● What the task asks: Find each line holding the word "Hoop" and give the number of such lines, nothing else.
───── Records shown ─────
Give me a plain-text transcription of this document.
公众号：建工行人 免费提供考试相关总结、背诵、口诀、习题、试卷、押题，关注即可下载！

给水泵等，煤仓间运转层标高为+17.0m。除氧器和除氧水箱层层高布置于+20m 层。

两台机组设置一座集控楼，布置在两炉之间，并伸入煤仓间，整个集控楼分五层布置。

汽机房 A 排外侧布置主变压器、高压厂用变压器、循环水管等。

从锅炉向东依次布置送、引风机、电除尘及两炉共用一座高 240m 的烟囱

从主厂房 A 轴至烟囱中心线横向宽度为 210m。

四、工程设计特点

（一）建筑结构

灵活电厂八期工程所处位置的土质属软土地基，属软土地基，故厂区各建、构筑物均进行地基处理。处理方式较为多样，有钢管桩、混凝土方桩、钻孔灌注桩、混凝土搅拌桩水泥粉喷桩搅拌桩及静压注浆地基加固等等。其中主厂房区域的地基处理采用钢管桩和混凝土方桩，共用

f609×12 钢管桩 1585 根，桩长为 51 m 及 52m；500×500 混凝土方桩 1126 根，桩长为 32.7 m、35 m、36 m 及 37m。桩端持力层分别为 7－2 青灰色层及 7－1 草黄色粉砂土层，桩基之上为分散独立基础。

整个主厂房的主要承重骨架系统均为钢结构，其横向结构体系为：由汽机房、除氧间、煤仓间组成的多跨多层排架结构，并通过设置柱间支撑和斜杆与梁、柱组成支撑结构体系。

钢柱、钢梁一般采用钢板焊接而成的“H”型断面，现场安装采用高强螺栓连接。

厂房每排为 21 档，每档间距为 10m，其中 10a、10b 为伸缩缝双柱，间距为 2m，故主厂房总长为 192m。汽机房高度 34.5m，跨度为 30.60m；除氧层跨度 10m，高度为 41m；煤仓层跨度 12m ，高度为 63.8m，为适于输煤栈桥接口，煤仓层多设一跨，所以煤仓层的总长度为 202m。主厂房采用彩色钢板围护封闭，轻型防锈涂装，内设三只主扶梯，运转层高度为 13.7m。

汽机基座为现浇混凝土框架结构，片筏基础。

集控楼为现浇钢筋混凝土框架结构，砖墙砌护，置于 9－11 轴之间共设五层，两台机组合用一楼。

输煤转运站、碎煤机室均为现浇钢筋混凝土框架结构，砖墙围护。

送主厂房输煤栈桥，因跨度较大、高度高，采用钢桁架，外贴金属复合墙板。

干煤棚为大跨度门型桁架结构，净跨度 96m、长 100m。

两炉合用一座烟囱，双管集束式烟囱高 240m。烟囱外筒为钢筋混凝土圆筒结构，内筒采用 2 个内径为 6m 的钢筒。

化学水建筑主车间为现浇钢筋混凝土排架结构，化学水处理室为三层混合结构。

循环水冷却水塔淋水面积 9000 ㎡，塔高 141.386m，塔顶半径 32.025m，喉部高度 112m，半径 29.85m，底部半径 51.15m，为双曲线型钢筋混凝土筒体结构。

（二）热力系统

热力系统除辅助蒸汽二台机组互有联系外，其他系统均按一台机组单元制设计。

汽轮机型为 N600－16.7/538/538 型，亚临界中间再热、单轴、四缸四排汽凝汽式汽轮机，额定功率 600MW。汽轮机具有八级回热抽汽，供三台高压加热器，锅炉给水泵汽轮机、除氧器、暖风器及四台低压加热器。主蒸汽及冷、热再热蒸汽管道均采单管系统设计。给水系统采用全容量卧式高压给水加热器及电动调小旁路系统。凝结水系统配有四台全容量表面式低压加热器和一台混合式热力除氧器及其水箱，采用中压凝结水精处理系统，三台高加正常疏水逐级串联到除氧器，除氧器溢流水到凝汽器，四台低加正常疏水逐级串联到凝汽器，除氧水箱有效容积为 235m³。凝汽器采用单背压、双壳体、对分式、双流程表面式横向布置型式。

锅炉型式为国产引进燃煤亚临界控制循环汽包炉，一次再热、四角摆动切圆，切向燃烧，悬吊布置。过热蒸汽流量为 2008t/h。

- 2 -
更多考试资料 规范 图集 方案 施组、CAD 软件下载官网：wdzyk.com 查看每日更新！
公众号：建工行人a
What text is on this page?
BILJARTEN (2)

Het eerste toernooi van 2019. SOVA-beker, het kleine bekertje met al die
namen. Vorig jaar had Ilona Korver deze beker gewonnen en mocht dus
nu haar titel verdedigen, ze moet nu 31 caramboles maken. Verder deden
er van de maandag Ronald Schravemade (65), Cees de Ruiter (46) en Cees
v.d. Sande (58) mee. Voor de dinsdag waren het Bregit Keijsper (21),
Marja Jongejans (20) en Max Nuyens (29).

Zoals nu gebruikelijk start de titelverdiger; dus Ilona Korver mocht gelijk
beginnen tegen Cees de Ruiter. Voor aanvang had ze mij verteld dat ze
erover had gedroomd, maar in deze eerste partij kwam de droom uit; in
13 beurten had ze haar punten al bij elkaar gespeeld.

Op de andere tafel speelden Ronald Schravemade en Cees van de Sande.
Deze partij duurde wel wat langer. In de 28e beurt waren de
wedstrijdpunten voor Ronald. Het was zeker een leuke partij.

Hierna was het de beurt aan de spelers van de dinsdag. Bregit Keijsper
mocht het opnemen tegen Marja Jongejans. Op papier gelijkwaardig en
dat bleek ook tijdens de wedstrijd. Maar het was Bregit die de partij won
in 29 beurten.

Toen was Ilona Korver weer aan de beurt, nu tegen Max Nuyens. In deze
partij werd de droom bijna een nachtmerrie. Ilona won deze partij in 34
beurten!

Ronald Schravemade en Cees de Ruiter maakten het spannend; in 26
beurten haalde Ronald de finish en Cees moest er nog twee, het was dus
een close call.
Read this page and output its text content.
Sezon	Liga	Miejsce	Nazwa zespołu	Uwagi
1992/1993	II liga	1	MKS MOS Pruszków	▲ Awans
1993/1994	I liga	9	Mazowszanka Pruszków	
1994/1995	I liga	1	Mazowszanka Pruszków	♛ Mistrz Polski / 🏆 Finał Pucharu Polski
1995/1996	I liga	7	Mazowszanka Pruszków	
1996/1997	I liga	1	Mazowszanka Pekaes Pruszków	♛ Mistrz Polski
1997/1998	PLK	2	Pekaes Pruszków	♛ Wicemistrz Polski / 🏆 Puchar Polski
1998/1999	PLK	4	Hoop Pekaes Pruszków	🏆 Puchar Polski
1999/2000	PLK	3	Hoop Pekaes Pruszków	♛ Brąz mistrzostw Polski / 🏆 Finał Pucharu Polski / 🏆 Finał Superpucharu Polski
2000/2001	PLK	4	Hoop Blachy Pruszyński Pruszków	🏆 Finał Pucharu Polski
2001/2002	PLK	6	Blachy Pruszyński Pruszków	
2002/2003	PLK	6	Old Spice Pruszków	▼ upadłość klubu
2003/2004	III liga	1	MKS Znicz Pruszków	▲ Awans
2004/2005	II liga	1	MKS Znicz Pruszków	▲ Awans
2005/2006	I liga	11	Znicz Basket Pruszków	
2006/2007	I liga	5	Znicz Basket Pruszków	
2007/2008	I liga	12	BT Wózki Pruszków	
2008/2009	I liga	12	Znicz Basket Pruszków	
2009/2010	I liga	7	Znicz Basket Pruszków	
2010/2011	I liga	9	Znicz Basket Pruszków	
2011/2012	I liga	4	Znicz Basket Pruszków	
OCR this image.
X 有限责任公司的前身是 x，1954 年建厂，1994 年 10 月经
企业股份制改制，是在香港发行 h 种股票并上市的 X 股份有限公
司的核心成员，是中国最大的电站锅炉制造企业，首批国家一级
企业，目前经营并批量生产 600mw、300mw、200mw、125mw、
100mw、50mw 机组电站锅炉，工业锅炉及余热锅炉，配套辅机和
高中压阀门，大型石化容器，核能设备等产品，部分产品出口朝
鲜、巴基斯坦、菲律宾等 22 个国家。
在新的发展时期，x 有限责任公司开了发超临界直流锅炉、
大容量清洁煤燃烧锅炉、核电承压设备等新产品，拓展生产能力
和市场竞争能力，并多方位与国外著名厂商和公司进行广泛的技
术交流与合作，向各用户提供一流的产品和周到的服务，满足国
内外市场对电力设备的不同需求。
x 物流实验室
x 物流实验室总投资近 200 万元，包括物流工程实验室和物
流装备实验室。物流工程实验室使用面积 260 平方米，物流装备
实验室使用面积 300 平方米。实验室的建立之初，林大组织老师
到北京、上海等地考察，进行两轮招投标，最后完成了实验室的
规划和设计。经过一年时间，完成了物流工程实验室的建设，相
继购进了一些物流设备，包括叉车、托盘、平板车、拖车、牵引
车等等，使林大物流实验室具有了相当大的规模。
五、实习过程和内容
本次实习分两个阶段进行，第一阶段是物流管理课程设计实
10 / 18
─────
● Task response: 3